╭─ Input for this task

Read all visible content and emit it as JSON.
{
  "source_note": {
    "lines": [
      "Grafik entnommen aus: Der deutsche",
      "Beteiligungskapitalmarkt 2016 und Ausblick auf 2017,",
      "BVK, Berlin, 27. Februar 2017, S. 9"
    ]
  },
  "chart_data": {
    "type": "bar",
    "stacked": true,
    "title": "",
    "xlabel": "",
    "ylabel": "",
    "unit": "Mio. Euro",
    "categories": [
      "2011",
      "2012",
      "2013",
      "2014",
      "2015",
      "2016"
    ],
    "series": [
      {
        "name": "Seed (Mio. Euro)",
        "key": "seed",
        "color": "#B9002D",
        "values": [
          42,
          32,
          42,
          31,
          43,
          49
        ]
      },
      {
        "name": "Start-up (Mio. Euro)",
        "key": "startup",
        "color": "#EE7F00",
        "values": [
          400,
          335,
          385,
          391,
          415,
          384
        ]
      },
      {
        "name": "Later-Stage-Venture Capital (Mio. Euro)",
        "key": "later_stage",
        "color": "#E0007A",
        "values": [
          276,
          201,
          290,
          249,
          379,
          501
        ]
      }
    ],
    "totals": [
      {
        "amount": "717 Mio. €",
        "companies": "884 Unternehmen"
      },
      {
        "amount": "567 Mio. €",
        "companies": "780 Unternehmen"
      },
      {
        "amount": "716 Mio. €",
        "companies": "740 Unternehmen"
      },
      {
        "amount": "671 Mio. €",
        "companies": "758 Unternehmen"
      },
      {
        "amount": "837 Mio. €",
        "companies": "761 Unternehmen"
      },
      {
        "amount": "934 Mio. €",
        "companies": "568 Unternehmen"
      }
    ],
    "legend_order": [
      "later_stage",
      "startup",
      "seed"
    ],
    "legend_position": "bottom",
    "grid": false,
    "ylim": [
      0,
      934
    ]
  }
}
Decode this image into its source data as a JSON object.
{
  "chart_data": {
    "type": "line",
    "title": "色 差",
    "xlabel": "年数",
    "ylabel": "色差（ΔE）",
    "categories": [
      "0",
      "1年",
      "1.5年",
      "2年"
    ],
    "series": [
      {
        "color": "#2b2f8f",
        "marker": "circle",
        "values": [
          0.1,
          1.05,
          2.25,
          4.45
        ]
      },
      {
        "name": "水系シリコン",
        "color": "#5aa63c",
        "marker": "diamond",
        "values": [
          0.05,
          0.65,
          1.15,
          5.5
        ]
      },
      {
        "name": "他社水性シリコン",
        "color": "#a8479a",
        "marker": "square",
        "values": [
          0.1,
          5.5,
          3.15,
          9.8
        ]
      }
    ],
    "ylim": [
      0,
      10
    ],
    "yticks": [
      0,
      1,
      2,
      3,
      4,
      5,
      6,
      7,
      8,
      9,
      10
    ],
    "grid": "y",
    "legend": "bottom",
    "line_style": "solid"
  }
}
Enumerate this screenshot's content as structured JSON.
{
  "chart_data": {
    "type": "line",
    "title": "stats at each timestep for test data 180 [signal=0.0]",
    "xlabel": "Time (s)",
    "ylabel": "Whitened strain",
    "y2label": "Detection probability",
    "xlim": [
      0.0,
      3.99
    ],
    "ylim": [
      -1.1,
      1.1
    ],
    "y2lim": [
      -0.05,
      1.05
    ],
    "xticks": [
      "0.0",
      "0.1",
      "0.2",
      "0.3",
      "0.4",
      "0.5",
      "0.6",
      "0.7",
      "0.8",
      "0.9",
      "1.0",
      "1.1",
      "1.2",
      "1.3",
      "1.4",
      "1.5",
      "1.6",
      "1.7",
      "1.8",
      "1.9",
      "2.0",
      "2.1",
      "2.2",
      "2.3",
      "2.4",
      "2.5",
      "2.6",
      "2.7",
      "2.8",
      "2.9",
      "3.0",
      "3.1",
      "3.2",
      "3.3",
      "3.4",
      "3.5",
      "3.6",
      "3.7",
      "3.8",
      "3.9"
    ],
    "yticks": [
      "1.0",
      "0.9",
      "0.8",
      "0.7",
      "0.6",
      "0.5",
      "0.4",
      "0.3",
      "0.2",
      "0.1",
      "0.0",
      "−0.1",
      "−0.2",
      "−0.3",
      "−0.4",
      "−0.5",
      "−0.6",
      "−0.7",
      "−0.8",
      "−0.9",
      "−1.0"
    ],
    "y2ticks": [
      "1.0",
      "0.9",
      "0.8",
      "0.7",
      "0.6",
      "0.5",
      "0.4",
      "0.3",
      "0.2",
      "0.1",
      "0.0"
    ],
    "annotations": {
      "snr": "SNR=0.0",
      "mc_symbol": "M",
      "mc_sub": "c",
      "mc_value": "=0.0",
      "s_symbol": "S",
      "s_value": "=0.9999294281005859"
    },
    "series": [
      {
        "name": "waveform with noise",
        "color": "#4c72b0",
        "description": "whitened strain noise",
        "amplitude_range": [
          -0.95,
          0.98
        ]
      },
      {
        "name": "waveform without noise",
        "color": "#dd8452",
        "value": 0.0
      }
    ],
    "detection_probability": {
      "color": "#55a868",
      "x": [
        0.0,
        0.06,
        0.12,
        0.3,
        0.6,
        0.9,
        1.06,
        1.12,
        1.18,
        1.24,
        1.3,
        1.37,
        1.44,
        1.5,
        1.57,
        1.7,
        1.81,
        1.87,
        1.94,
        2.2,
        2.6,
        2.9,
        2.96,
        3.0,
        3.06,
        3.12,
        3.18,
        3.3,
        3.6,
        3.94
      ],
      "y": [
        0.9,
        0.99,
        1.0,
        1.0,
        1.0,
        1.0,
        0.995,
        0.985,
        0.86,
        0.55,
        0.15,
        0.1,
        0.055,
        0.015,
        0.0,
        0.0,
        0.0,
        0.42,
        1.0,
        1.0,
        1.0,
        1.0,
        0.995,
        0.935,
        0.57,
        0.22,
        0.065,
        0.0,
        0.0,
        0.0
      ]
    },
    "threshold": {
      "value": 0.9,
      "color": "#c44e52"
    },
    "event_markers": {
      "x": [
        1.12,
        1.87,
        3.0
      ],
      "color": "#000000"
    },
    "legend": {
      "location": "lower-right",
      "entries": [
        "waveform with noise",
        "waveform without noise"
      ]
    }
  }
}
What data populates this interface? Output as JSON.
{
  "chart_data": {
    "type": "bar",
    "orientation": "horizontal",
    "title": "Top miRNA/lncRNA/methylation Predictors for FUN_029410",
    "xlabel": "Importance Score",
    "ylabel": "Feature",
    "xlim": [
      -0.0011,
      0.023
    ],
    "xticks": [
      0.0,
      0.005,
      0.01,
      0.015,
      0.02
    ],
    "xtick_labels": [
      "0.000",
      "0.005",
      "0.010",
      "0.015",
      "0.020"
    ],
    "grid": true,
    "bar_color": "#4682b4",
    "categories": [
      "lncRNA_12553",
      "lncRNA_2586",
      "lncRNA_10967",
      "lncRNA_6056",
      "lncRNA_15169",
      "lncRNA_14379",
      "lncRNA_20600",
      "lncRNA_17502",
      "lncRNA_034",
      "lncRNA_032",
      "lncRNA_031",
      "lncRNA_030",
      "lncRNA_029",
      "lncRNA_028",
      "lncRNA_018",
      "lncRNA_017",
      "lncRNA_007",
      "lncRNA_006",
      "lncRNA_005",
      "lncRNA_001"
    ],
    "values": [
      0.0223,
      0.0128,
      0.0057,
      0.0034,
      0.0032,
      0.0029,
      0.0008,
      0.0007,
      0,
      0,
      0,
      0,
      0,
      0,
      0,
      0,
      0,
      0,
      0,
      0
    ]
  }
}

╰─

■ **Set problem**:
What is the number of lines in the data that hold the string "bottom"? Answer with the number only.

■ **Task output**:
2